* Work to complete *
1. Translate this sentence from the passage on bird grazing and macrophytes into Spanish: "Furthermore, it remains unclear whether the impact of birds on macrophyte biomass can induce a regime shift."
2. Write the next part of the passage on bird grazing and macrophytes, picking up after its final sentence.

* Text passage *
Bird impact when food quality is taken into account (q defined as in Eq. 2, black lines) during eutrophication. Bird impact without food quality (q = 1, grey lines) is shown for comparison. At a density of 50 coots ha−1, macrophytes were not present for any of the P loadings


Many field studies and field experiments have been performed to determine the effects of birds on macrophyte biomass. Whereas it has been shown that birds significantly reduce macrophyte biomass at increasing bird biomass densities (Wood et al., 2012), the diversity in experimental set-ups masks the role of environmental factors, such as nutrient loading. Furthermore, it remains unclear whether the impact of birds on macrophyte biomass can induce a regime shift. Here, we used an established ecosystem model, PCLake, to test in a standardized way for different nutrient loadings what the impact of birds is on macrophyte biomass, and whether birds could induce a regime shift from a clear- to a turbid-water state. Our model predicted that: (1) bird herbivory lowers the critical nutrient loading at which the regime shift occurs, implying that at intermediate nutrient loadings birds can trigger a regime shift, (2) bird impact on macrophyte biomass through herbivory increases with nutrient status, and (3) improved food quality can enhance the impact of birds on macrophytes and thereby decrease the resilience of the clear-water state even further.

Previous studies have shown that grazing coots could be responsible for the decreasing resilience of the clear-water state in Lake Zwemlust, where at a density of more than 20 coots/ha and a nutrient loading of 2.4 g P m−2 d−1 (van Donk et al., 1993), the macrophytes eventually disappeared (van Donk & Otte, 1996; Janse et al., 1998), which would also be predicted by our model. By means of the modelling study presented here, we can now generalize this finding for a range of bird densities and nutrient loadings. The range of chosen bird densities during summer that we used in our study (5–50 coots ha−1) encompasses densities as reported from field observations (Lauridsen et al., 1993; Sondergaard et al., 1996; Hilt, 2006). When bird herbivory was added at such densities to the food web, the critical nutrient loading (CNL) during eutrophication was lower than the CNL in the situation where birds were absent. This was true for all bird densities, but the reduction in the CNL became most prominent with increased bird densities. This result fits well with the results of Wood et al. (2012), who found that macrophyte reduction increases with increasing bird biomass density. It might be that in the field, the reduction in CNL is even larger than predicted by PCLake, as grazing birds can have further negative effects on the clear-water state via changes in nutrient cycling. For example, they could add allochthonous nutrients through their droppings, thereby contributing to eutrophication directly (Hahn et al., 2008; Chaichana et al., 2010). Another mechanism by which the impact of coots could be larger than predicted by PCLake is non-consumptive destruction of macrophytes while foraging on invertebrates (Paillisson & Marion, 2001).

* Records provided *
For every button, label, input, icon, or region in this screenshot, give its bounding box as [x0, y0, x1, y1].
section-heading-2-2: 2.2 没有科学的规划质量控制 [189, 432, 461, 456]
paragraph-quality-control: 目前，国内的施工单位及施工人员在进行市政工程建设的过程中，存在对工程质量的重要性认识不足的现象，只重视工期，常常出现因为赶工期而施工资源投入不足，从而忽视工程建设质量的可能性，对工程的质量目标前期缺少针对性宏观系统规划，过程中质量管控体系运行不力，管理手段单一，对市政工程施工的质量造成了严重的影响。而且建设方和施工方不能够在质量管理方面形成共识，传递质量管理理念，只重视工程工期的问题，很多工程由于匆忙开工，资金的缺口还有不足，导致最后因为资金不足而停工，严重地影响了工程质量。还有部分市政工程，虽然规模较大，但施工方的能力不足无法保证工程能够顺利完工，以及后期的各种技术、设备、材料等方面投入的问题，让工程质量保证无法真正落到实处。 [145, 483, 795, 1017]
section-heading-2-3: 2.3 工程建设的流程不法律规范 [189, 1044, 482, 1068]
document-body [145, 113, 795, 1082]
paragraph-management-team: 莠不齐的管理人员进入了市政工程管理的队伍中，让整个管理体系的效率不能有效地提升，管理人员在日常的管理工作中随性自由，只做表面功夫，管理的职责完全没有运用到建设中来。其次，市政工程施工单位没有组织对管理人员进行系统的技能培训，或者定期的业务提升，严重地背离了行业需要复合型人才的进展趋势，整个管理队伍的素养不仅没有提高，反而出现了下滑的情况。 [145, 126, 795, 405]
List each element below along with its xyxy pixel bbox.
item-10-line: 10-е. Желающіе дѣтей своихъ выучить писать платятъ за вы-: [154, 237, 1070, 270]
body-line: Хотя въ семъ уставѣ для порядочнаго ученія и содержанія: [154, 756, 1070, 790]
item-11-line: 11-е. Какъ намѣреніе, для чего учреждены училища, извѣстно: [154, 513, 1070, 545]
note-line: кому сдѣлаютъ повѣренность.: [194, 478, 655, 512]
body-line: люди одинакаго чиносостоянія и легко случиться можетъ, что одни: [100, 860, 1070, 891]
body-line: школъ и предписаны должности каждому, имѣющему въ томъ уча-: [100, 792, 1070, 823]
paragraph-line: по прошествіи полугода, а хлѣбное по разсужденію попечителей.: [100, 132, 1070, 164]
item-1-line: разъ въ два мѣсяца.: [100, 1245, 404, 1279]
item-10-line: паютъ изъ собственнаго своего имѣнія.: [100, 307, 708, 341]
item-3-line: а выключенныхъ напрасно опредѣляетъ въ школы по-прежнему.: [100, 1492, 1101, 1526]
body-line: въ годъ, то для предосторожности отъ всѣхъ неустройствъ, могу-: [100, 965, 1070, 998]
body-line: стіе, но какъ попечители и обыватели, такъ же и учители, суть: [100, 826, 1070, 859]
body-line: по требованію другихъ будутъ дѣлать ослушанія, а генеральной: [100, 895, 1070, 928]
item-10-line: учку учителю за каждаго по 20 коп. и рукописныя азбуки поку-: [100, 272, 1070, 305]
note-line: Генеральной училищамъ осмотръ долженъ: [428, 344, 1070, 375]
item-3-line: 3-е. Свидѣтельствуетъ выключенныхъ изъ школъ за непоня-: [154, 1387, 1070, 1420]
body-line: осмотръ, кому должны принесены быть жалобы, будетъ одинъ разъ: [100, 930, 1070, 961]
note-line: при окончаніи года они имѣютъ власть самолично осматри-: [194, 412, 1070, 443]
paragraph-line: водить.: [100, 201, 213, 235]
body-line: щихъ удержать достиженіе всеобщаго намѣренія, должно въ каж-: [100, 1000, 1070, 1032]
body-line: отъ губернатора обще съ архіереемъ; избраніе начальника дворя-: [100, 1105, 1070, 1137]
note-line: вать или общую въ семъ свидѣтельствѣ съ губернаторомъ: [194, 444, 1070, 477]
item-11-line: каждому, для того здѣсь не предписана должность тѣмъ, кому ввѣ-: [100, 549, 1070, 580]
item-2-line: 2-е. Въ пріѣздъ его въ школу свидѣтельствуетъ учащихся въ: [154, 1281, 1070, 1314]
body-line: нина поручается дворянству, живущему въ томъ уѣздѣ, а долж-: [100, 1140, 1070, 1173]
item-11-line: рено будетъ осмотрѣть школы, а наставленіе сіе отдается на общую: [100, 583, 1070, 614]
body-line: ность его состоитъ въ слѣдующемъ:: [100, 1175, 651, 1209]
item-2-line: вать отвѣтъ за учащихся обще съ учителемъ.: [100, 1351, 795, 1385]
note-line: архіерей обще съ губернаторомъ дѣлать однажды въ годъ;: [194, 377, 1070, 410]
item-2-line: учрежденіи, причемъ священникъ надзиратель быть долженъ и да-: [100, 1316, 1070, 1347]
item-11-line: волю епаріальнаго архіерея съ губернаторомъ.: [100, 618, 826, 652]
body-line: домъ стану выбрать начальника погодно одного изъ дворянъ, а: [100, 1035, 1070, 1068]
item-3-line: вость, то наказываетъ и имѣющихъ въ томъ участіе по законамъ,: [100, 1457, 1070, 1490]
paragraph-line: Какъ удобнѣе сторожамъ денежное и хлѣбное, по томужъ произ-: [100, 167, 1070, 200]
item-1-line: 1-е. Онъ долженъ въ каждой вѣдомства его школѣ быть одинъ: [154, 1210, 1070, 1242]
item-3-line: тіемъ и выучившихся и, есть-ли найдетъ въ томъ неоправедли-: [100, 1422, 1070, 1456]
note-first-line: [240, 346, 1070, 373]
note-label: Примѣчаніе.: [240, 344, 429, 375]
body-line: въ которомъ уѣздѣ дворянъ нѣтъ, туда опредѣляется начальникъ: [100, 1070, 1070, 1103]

* Expected responses *
1. Además, sigue sin estar claro si el impacto de las aves sobre la biomasa de macrófitos puede inducir un cambio de régimen.

2.
In our model study, we saw that bird impact was highest near the critical nutrient loading (see Fig. 3), that is at the point where the resilience of the clear-water state breaks down (the clear-water state ceases to be a basin of attraction). Therefore, herbivory by birds has a synergistic effect with mechanisms that erode the resilience of the clear-water state during eutrophication, in particular shading by phytoplankton and periphyton in the case of freshwater lakes (Weisner et al., 1997; Hilt, 2006; Hidding et al., 2010). For very low nutrient loadings, however, bird impact decreased with increasing nutrient loading. This antagonistic effect is most likely caused by the low macrophyte biomass at very low nutrient loadings making the amount of macrophyte biomass that is grazed relatively large compared to the available biomass.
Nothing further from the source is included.